• _Written instruction_
Read through the data and report every line in which the word "title" occurs.

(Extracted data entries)

___

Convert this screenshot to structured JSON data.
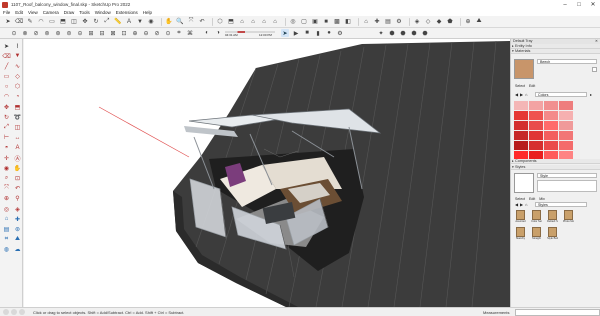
{
  "window": {
    "title": "1107_Roof_balcony_window_final.skp - SketchUp Pro 2022"
  },
  "menu": [
    "File",
    "Edit",
    "View",
    "Camera",
    "Draw",
    "Tools",
    "Window",
    "Extensions",
    "Help"
  ],
  "toolbar2": {
    "shadow_times": [
      "04:31 AM",
      "12:00 PM"
    ]
  },
  "status": {
    "message": "Click or drag to select objects. Shift = Add/Subtract. Ctrl = Add. Shift + Ctrl = Subtract.",
    "measurements_label": "Measurements"
  },
  "tray": {
    "title": "Default Tray",
    "sections": {
      "entity_info": "Entity Info",
      "materials": "Materials",
      "components": "Components",
      "styles": "Styles"
    },
    "materials": {
      "name": "Beech",
      "select_tab": "Select",
      "edit_tab": "Edit",
      "collection": "Colors",
      "swatch_color": "#c8956a",
      "colors": [
        "#f4b6b6",
        "#f3a3a3",
        "#f19090",
        "#ee7d7d",
        "#e53935",
        "#ef5350",
        "#f48a8a",
        "#f6b0b0",
        "#d32f2f",
        "#e94b4b",
        "#ff6b6b",
        "#f09a9a",
        "#c62828",
        "#e03535",
        "#f35f5f",
        "#f27676",
        "#b71c1c",
        "#d62f2f",
        "#ea4a4a",
        "#f46b6b",
        "#ff2a2a",
        "#e91e1e",
        "#ff5a5a",
        "#ff8383"
      ]
    },
    "styles": {
      "name": "Style",
      "tabs": [
        "Select",
        "Edit",
        "Mix"
      ],
      "collection": "Styles",
      "items": [
        "Assorted",
        "Color Set",
        "Default S",
        "Photo Mo",
        "Sketchy",
        "Straight",
        "Style Buil"
      ]
    }
  }
}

___

• _Task output_
    "title": "1107_Roof_balcony_window_final.skp - SketchUp Pro 2022"
    "title": "Default Tray",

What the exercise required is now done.